Problem requirements:
All entries must be repeated exactly; do not include the pictures.

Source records
__________________________________________________
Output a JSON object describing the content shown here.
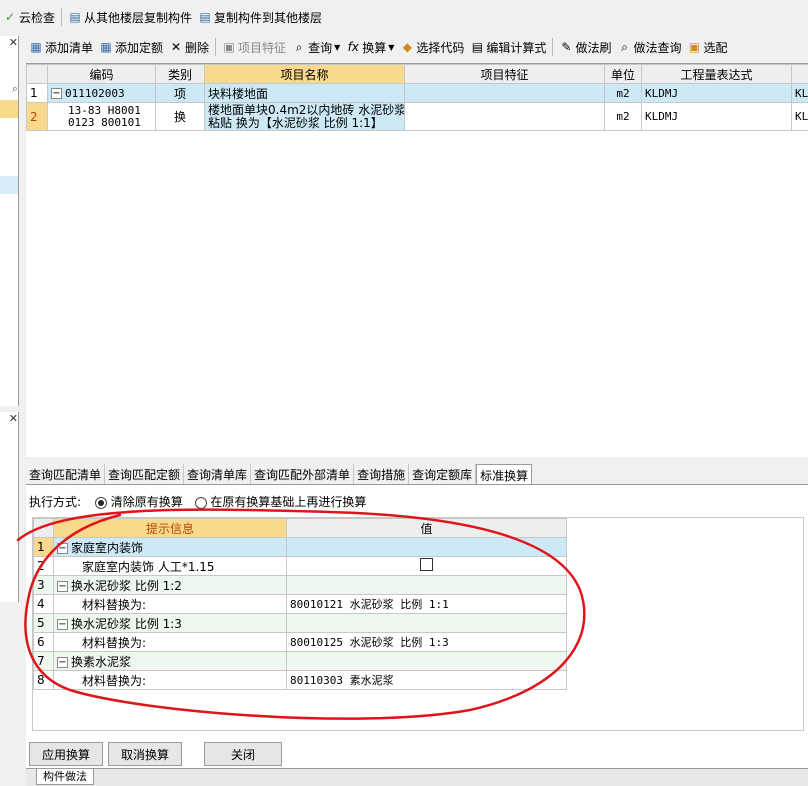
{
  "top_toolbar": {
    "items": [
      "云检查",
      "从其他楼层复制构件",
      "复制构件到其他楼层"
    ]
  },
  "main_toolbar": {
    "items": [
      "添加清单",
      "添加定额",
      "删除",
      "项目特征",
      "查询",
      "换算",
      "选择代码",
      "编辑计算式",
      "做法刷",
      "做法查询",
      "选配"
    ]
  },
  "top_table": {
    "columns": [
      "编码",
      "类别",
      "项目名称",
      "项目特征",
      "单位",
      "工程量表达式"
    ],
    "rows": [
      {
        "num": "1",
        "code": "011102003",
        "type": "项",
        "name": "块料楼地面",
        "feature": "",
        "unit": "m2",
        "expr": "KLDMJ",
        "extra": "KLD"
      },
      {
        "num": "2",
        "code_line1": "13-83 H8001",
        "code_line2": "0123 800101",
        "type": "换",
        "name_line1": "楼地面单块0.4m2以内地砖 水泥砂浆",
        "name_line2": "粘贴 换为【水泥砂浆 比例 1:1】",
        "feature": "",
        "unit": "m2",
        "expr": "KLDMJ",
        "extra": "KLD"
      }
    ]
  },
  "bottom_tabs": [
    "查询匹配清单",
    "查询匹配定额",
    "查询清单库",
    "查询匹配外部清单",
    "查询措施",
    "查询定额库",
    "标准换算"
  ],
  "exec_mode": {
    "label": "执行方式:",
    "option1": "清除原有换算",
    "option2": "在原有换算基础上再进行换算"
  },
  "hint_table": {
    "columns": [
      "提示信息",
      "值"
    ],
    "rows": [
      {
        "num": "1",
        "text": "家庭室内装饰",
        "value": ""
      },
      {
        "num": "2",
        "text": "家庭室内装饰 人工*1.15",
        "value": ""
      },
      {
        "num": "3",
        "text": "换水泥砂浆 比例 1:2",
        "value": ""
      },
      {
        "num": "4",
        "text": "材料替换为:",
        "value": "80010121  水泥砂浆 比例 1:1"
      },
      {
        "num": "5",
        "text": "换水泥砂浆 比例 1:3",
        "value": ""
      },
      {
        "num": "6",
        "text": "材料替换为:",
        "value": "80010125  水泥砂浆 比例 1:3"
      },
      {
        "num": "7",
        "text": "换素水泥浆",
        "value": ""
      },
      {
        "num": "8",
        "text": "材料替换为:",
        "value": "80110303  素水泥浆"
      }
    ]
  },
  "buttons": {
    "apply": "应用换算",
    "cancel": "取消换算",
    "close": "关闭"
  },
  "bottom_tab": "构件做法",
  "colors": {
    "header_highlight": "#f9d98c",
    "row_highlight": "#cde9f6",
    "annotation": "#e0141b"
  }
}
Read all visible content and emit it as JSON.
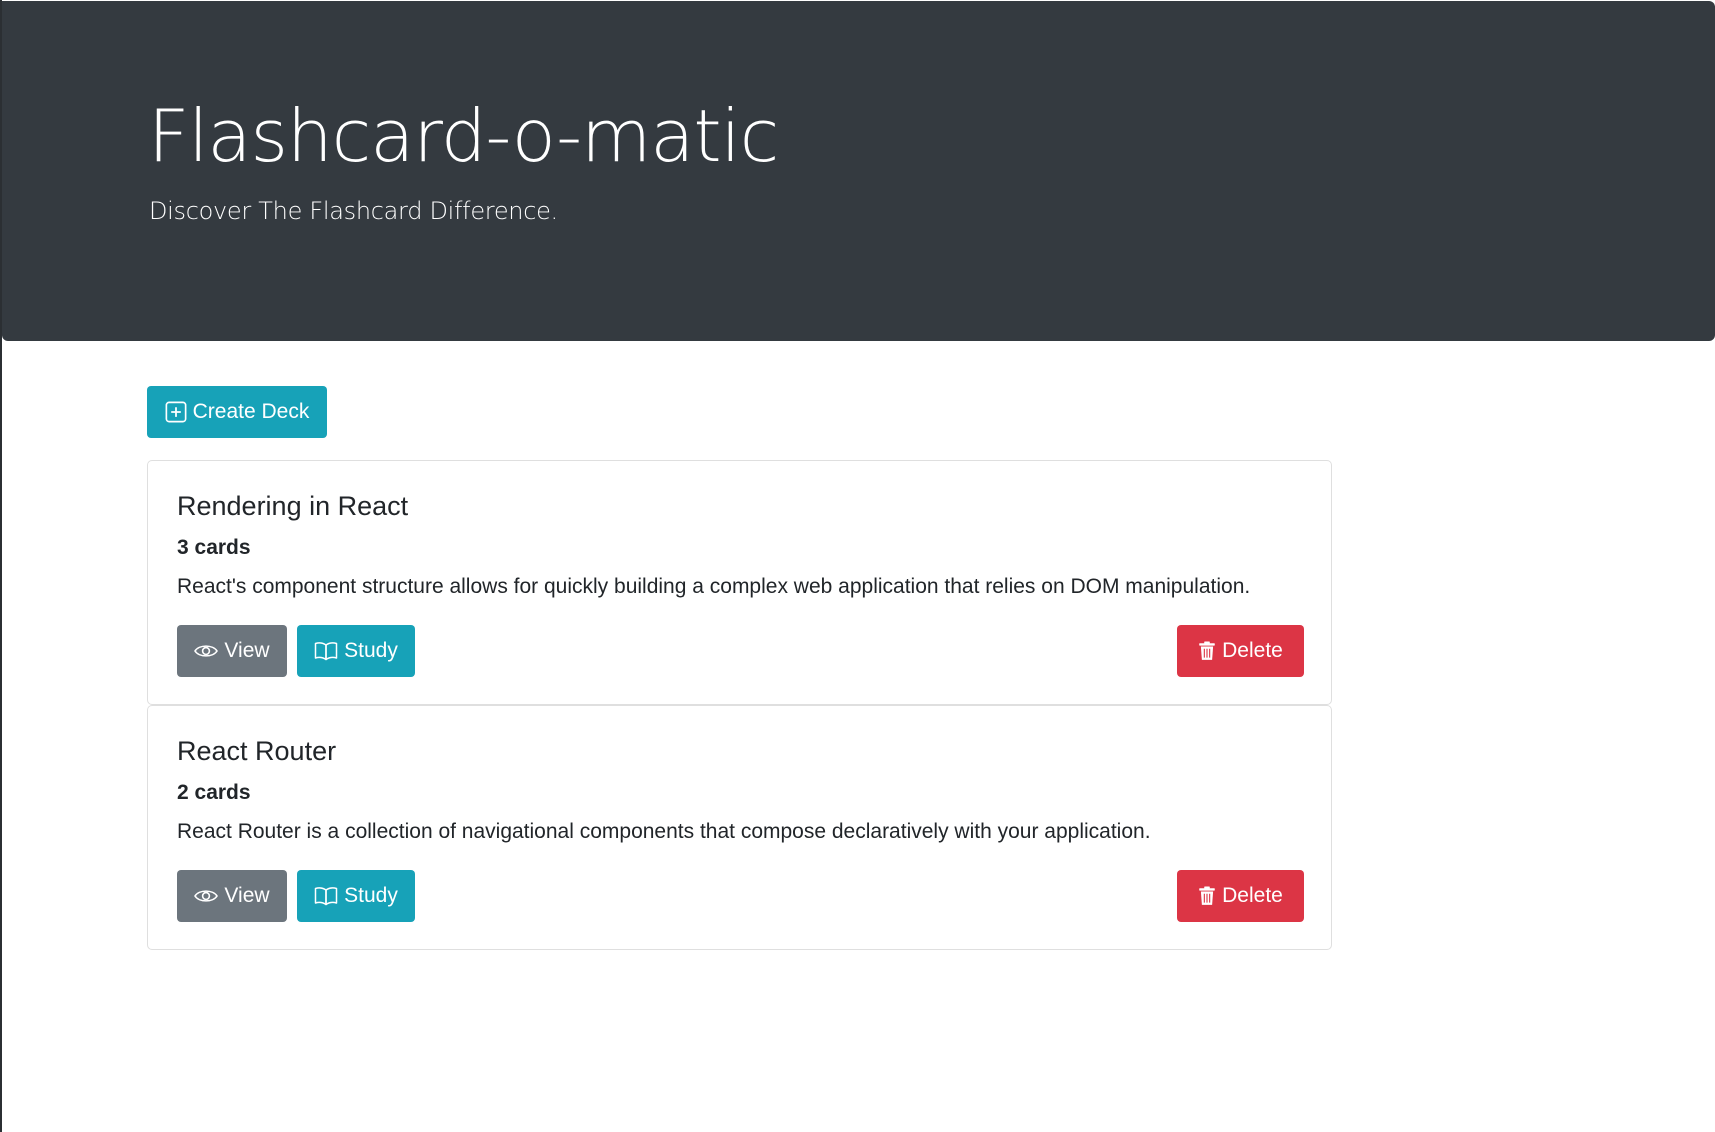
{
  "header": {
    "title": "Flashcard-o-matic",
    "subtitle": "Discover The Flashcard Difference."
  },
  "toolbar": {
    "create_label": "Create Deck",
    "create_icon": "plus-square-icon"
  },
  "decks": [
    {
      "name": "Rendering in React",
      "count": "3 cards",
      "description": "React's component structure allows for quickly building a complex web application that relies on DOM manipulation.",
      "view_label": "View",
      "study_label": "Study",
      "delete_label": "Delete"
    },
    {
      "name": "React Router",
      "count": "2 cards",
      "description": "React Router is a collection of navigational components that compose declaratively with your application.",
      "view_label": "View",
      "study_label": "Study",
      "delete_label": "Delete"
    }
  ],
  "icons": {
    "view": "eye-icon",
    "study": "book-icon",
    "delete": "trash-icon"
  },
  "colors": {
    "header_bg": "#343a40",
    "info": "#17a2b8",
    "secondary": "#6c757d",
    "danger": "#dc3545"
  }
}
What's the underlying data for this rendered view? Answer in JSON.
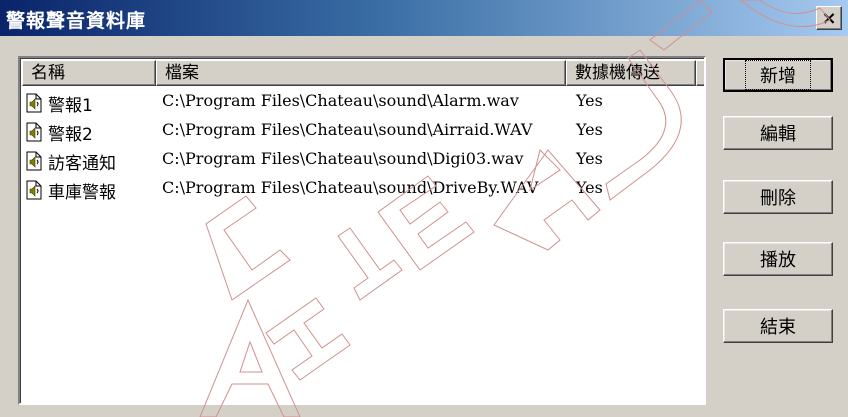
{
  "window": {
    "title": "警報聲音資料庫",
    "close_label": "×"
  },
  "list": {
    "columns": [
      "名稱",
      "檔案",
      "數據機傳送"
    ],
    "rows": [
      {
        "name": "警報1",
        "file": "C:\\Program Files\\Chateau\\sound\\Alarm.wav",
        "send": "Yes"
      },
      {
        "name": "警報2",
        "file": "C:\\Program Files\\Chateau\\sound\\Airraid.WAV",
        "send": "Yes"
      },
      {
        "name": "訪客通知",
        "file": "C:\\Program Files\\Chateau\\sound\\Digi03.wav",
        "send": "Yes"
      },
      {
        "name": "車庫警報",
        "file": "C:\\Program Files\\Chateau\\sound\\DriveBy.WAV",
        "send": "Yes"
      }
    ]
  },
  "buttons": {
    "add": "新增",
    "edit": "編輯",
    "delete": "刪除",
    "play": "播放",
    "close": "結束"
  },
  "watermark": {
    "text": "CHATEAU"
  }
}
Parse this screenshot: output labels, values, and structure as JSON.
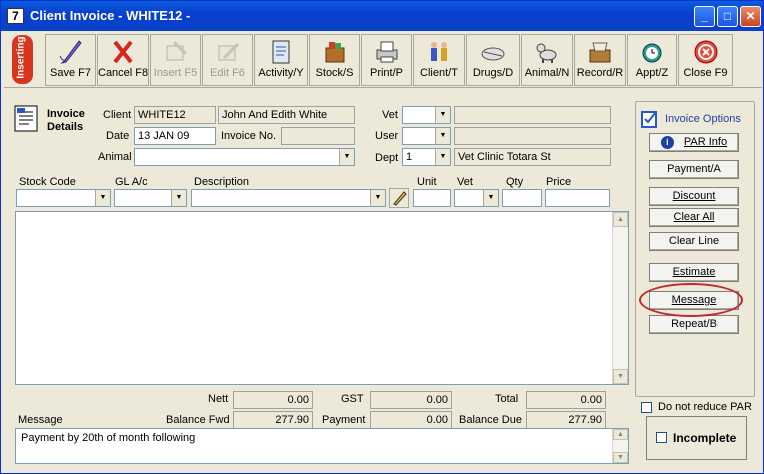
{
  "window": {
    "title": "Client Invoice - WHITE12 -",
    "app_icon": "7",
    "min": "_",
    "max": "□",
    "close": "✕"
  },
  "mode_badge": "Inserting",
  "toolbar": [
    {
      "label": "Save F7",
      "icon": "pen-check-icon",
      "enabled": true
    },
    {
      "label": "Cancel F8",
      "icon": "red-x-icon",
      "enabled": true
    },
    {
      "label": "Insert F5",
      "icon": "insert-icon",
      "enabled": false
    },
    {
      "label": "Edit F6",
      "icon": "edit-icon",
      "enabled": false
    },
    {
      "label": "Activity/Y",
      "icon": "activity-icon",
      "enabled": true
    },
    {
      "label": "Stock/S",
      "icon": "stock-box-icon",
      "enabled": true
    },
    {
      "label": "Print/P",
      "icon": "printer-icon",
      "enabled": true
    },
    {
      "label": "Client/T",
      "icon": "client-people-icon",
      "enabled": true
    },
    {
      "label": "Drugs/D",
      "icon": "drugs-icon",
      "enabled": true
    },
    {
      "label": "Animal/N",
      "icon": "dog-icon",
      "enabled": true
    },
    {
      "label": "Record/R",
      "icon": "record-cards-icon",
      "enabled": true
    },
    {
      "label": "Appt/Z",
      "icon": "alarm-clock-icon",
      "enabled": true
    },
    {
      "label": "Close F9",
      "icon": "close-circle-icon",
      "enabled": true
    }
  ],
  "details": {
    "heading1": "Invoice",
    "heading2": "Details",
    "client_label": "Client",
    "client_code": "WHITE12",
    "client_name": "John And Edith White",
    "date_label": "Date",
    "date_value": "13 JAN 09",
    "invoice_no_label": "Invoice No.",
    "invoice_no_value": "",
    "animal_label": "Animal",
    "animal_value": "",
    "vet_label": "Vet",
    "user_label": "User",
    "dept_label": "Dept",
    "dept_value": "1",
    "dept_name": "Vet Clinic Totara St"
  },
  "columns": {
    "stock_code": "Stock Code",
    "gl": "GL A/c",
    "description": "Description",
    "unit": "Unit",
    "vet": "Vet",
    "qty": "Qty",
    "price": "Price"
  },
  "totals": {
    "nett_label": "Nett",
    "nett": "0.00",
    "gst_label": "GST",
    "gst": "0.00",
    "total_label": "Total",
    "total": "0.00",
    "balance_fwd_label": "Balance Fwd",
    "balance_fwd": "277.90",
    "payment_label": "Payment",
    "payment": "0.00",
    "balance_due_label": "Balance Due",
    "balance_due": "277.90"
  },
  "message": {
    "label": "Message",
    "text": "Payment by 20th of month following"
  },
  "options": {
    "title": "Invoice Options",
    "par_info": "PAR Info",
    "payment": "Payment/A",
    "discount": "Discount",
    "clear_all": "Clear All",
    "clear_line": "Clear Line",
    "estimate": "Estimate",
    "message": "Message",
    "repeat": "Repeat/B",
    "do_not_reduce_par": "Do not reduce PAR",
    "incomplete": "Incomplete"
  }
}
__________________________________________________
Final result:
Output a JSON object describing the content shown here.
{
  "top_toolbar": {
    "items": [
      "云检查",
      "从其他楼层复制构件",
      "复制构件到其他楼层"
    ]
  },
  "main_toolbar": {
    "items": [
      "添加清单",
      "添加定额",
      "删除",
      "项目特征",
      "查询",
      "换算",
      "选择代码",
      "编辑计算式",
      "做法刷",
      "做法查询",
      "选配"
    ]
  },
  "top_table": {
    "columns": [
      "编码",
      "类别",
      "项目名称",
      "项目特征",
      "单位",
      "工程量表达式"
    ],
    "rows": [
      {
        "num": "1",
        "code": "011102003",
        "type": "项",
        "name": "块料楼地面",
        "feature": "",
        "unit": "m2",
        "expr": "KLDMJ",
        "extra": "KLD"
      },
      {
        "num": "2",
        "code_line1": "13-83 H8001",
        "code_line2": "0123 800101",
        "type": "换",
        "name_line1": "楼地面单块0.4m2以内地砖 水泥砂浆",
        "name_line2": "粘贴 换为【水泥砂浆 比例 1:1】",
        "feature": "",
        "unit": "m2",
        "expr": "KLDMJ",
        "extra": "KLD"
      }
    ]
  },
  "bottom_tabs": [
    "查询匹配清单",
    "查询匹配定额",
    "查询清单库",
    "查询匹配外部清单",
    "查询措施",
    "查询定额库",
    "标准换算"
  ],
  "exec_mode": {
    "label": "执行方式:",
    "option1": "清除原有换算",
    "option2": "在原有换算基础上再进行换算"
  },
  "hint_table": {
    "columns": [
      "提示信息",
      "值"
    ],
    "rows": [
      {
        "num": "1",
        "text": "家庭室内装饰",
        "value": ""
      },
      {
        "num": "2",
        "text": "家庭室内装饰 人工*1.15",
        "value": ""
      },
      {
        "num": "3",
        "text": "换水泥砂浆 比例 1:2",
        "value": ""
      },
      {
        "num": "4",
        "text": "材料替换为:",
        "value": "80010121  水泥砂浆 比例 1:1"
      },
      {
        "num": "5",
        "text": "换水泥砂浆 比例 1:3",
        "value": ""
      },
      {
        "num": "6",
        "text": "材料替换为:",
        "value": "80010125  水泥砂浆 比例 1:3"
      },
      {
        "num": "7",
        "text": "换素水泥浆",
        "value": ""
      },
      {
        "num": "8",
        "text": "材料替换为:",
        "value": "80110303  素水泥浆"
      }
    ]
  },
  "buttons": {
    "apply": "应用换算",
    "cancel": "取消换算",
    "close": "关闭"
  },
  "bottom_tab": "构件做法",
  "colors": {
    "header_highlight": "#f9d98c",
    "row_highlight": "#cde9f6",
    "annotation": "#e0141b"
  }
}
Read all visible content and emit it as JSON.
{
  "header": {
    "title": "Flashcard-o-matic",
    "subtitle": "Discover The Flashcard Difference."
  },
  "toolbar": {
    "create_label": "Create Deck",
    "create_icon": "plus-square-icon"
  },
  "decks": [
    {
      "name": "Rendering in React",
      "count": "3 cards",
      "description": "React's component structure allows for quickly building a complex web application that relies on DOM manipulation.",
      "view_label": "View",
      "study_label": "Study",
      "delete_label": "Delete"
    },
    {
      "name": "React Router",
      "count": "2 cards",
      "description": "React Router is a collection of navigational components that compose declaratively with your application.",
      "view_label": "View",
      "study_label": "Study",
      "delete_label": "Delete"
    }
  ],
  "icons": {
    "view": "eye-icon",
    "study": "book-icon",
    "delete": "trash-icon"
  },
  "colors": {
    "header_bg": "#343a40",
    "info": "#17a2b8",
    "secondary": "#6c757d",
    "danger": "#dc3545"
  }
}
What's the underlying data for this rendered view? Answer in JSON.
{
  "window": {
    "title": "警報聲音資料庫",
    "close_label": "×"
  },
  "list": {
    "columns": [
      "名稱",
      "檔案",
      "數據機傳送"
    ],
    "rows": [
      {
        "name": "警報1",
        "file": "C:\\Program Files\\Chateau\\sound\\Alarm.wav",
        "send": "Yes"
      },
      {
        "name": "警報2",
        "file": "C:\\Program Files\\Chateau\\sound\\Airraid.WAV",
        "send": "Yes"
      },
      {
        "name": "訪客通知",
        "file": "C:\\Program Files\\Chateau\\sound\\Digi03.wav",
        "send": "Yes"
      },
      {
        "name": "車庫警報",
        "file": "C:\\Program Files\\Chateau\\sound\\DriveBy.WAV",
        "send": "Yes"
      }
    ]
  },
  "buttons": {
    "add": "新增",
    "edit": "編輯",
    "delete": "刪除",
    "play": "播放",
    "close": "結束"
  },
  "watermark": {
    "text": "CHATEAU"
  }
}
Parse this screenshot: output labels, values, and structure as JSON.
{
  "window": {
    "title": "Client Invoice - WHITE12 -",
    "app_icon": "7",
    "min": "_",
    "max": "□",
    "close": "✕"
  },
  "mode_badge": "Inserting",
  "toolbar": [
    {
      "label": "Save F7",
      "icon": "pen-check-icon",
      "enabled": true
    },
    {
      "label": "Cancel F8",
      "icon": "red-x-icon",
      "enabled": true
    },
    {
      "label": "Insert F5",
      "icon": "insert-icon",
      "enabled": false
    },
    {
      "label": "Edit F6",
      "icon": "edit-icon",
      "enabled": false
    },
    {
      "label": "Activity/Y",
      "icon": "activity-icon",
      "enabled": true
    },
    {
      "label": "Stock/S",
      "icon": "stock-box-icon",
      "enabled": true
    },
    {
      "label": "Print/P",
      "icon": "printer-icon",
      "enabled": true
    },
    {
      "label": "Client/T",
      "icon": "client-people-icon",
      "enabled": true
    },
    {
      "label": "Drugs/D",
      "icon": "drugs-icon",
      "enabled": true
    },
    {
      "label": "Animal/N",
      "icon": "dog-icon",
      "enabled": true
    },
    {
      "label": "Record/R",
      "icon": "record-cards-icon",
      "enabled": true
    },
    {
      "label": "Appt/Z",
      "icon": "alarm-clock-icon",
      "enabled": true
    },
    {
      "label": "Close F9",
      "icon": "close-circle-icon",
      "enabled": true
    }
  ],
  "details": {
    "heading1": "Invoice",
    "heading2": "Details",
    "client_label": "Client",
    "client_code": "WHITE12",
    "client_name": "John And Edith White",
    "date_label": "Date",
    "date_value": "13 JAN 09",
    "invoice_no_label": "Invoice No.",
    "invoice_no_value": "",
    "animal_label": "Animal",
    "animal_value": "",
    "vet_label": "Vet",
    "user_label": "User",
    "dept_label": "Dept",
    "dept_value": "1",
    "dept_name": "Vet Clinic Totara St"
  },
  "columns": {
    "stock_code": "Stock Code",
    "gl": "GL A/c",
    "description": "Description",
    "unit": "Unit",
    "vet": "Vet",
    "qty": "Qty",
    "price": "Price"
  },
  "totals": {
    "nett_label": "Nett",
    "nett": "0.00",
    "gst_label": "GST",
    "gst": "0.00",
    "total_label": "Total",
    "total": "0.00",
    "balance_fwd_label": "Balance Fwd",
    "balance_fwd": "277.90",
    "payment_label": "Payment",
    "payment": "0.00",
    "balance_due_label": "Balance Due",
    "balance_due": "277.90"
  },
  "message": {
    "label": "Message",
    "text": "Payment by 20th of month following"
  },
  "options": {
    "title": "Invoice Options",
    "par_info": "PAR Info",
    "payment": "Payment/A",
    "discount": "Discount",
    "clear_all": "Clear All",
    "clear_line": "Clear Line",
    "estimate": "Estimate",
    "message": "Message",
    "repeat": "Repeat/B",
    "do_not_reduce_par": "Do not reduce PAR",
    "incomplete": "Incomplete"
  }
}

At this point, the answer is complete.